— WORK TO BE COMPLETED —
Using the data below, copy every line that contains the word "GAZİANTEP".

==*==

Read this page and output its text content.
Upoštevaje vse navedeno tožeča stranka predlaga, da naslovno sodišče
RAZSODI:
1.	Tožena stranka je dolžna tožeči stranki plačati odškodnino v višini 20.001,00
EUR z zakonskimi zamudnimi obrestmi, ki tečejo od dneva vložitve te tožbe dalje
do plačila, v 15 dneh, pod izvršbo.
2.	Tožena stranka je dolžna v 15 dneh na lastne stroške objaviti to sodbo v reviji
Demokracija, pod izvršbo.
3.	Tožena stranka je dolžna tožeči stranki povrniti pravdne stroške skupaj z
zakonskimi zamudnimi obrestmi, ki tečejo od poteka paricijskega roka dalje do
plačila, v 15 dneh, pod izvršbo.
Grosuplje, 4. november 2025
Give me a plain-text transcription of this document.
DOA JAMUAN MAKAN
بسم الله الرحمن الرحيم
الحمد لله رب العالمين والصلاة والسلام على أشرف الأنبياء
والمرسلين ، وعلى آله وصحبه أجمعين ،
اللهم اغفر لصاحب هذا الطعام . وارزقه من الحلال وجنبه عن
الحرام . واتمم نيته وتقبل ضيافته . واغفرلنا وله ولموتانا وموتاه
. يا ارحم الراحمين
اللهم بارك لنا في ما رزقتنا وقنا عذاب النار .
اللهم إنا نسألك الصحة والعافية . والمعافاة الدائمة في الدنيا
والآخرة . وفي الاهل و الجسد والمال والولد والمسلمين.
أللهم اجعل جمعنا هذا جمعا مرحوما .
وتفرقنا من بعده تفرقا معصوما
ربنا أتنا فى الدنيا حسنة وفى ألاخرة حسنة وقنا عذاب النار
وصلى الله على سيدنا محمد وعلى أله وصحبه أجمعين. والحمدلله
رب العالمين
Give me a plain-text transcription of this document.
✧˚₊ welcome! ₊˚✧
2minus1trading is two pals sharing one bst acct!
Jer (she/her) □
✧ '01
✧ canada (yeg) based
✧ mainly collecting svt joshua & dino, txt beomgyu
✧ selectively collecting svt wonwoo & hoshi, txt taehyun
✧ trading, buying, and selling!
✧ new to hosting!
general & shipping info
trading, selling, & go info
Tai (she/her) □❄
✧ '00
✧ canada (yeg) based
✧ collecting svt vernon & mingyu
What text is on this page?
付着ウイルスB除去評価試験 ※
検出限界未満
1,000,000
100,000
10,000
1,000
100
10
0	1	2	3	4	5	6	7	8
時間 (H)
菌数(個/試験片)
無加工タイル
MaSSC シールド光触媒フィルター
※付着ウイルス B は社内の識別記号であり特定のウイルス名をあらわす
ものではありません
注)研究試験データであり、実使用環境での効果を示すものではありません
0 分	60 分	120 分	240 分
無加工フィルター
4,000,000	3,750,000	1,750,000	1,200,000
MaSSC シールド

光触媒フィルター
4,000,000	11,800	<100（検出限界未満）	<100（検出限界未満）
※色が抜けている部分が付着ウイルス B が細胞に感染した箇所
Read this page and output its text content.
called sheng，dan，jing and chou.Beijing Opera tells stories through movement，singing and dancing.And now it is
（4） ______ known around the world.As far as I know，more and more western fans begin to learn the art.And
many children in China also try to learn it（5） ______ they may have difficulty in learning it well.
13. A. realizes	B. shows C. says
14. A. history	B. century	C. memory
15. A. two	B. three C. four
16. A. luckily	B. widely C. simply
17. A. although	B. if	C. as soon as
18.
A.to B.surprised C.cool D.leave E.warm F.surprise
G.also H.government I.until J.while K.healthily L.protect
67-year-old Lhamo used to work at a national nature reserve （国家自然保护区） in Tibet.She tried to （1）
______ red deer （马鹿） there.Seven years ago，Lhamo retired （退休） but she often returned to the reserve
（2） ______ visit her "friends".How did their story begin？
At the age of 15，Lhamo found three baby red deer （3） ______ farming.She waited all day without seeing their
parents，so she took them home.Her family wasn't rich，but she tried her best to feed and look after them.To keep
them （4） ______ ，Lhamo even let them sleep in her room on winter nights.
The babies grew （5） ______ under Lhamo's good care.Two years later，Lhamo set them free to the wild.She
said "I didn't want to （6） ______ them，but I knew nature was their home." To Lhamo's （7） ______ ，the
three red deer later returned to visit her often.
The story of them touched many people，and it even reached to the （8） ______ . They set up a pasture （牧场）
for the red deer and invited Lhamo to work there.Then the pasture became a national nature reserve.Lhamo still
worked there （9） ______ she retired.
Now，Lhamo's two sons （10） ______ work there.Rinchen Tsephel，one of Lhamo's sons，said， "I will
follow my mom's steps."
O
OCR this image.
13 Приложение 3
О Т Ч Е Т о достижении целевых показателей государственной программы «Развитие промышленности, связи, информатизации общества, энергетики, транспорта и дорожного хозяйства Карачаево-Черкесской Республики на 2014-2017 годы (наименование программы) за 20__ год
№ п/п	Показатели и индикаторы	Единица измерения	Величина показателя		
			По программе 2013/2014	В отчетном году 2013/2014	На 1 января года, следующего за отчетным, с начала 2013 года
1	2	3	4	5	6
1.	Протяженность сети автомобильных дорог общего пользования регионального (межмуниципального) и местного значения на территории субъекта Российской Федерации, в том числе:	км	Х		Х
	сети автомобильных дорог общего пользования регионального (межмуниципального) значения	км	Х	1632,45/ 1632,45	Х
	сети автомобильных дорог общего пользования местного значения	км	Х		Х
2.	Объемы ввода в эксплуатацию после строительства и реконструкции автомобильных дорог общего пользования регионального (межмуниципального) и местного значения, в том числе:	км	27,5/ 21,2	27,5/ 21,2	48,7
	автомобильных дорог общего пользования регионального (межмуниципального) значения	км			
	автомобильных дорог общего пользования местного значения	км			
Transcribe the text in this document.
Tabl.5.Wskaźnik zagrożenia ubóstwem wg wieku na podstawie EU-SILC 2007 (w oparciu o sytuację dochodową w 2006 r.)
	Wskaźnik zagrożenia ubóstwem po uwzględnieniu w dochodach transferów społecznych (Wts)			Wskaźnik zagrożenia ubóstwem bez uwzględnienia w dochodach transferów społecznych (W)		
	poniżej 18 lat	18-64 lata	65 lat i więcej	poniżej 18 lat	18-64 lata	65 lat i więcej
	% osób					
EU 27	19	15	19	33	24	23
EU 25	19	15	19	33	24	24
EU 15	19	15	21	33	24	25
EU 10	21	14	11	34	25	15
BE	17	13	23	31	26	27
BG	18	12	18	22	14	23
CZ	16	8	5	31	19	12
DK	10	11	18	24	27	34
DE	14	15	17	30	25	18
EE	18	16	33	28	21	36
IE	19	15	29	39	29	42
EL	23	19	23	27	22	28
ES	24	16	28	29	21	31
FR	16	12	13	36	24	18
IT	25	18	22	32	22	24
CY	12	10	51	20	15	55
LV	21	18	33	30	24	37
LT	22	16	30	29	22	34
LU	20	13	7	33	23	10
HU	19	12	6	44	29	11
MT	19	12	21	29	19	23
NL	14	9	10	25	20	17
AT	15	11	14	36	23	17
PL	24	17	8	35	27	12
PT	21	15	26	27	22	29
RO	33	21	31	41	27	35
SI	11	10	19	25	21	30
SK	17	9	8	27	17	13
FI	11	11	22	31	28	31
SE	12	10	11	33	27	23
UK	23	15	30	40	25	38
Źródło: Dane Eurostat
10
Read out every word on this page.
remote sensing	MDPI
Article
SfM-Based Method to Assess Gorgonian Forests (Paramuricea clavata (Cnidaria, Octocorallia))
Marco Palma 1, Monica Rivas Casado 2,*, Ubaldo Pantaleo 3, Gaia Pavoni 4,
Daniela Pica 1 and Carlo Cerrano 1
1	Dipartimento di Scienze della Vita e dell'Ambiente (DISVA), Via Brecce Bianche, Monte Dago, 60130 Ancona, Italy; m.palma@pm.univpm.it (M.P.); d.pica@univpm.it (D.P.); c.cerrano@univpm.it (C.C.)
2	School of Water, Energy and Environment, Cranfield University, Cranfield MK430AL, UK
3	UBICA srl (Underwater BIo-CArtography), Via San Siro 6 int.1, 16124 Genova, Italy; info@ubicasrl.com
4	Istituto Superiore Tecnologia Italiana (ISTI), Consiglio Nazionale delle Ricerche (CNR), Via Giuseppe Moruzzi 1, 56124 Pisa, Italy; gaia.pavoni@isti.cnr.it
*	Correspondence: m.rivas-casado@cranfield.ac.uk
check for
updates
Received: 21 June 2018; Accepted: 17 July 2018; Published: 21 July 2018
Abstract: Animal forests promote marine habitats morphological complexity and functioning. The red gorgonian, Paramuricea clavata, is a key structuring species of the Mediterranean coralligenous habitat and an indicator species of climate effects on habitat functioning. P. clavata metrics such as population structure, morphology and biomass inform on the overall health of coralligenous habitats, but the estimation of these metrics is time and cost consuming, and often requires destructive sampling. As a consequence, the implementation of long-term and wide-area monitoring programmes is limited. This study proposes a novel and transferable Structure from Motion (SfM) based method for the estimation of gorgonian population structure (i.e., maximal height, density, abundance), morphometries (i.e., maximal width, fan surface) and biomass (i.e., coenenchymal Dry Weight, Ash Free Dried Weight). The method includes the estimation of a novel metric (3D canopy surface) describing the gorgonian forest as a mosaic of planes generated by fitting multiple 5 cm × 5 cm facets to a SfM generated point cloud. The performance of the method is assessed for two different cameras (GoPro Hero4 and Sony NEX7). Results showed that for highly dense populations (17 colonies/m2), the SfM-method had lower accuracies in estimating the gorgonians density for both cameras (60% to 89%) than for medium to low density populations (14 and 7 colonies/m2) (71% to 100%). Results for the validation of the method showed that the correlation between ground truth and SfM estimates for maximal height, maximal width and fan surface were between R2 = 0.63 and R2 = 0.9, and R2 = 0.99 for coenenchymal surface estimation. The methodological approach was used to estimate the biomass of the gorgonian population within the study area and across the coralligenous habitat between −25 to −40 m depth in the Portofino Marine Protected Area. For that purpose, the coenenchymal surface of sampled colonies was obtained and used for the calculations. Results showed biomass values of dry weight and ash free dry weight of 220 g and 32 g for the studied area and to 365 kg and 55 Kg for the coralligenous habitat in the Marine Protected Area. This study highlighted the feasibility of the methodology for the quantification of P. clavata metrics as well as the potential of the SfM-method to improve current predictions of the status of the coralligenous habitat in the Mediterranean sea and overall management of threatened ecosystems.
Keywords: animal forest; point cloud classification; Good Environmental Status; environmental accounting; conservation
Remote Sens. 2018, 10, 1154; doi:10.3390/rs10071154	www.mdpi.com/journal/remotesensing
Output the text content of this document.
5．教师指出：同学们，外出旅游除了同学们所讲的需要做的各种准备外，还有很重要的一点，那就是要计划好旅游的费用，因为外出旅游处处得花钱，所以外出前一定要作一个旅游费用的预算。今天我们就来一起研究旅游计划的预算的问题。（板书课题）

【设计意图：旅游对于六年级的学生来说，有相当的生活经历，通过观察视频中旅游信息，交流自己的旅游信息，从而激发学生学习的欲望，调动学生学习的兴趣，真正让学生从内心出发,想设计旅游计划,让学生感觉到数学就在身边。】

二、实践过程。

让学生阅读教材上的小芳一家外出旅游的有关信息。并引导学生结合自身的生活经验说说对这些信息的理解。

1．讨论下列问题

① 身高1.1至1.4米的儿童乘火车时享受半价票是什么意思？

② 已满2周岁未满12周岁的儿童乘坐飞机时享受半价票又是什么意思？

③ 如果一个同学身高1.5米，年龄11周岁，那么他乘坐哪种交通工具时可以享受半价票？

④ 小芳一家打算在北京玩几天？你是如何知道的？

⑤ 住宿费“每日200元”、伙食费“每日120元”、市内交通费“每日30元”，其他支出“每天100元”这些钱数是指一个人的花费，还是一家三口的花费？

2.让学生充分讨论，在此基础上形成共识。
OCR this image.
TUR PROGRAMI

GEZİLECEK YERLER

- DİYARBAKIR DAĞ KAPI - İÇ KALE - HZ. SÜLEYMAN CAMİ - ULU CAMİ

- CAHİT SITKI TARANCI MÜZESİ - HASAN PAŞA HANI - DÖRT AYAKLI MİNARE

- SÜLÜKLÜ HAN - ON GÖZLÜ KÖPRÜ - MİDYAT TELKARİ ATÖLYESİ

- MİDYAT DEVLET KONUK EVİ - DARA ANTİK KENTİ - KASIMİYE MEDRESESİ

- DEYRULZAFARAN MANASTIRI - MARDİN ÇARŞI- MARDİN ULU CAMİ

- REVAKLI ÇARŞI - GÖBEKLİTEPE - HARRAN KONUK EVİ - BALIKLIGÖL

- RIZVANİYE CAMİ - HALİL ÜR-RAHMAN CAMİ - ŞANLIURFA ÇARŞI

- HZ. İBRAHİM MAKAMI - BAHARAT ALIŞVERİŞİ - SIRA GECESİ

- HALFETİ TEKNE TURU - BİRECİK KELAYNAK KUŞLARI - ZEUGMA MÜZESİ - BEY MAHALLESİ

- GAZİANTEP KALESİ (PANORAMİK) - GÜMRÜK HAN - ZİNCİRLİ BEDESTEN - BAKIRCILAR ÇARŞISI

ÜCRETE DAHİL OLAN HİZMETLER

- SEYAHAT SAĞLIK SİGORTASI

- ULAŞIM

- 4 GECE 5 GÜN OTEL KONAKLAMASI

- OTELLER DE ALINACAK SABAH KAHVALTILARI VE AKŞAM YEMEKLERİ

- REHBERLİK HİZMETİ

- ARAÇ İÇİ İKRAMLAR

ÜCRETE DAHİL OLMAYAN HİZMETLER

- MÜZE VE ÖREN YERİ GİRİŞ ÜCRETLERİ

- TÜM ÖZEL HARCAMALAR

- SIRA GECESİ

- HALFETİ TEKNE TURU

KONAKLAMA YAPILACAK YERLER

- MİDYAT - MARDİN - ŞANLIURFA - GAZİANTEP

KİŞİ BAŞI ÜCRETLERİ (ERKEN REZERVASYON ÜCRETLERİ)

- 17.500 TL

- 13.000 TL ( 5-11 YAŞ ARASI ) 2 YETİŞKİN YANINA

==*==

— EXERCISE OUTPUT —
- GAZİANTEP KALESİ (PANORAMİK) - GÜMRÜK HAN - ZİNCİRLİ BEDESTEN - BAKIRCILAR ÇARŞISI
- MİDYAT - MARDİN - ŞANLIURFA - GAZİANTEP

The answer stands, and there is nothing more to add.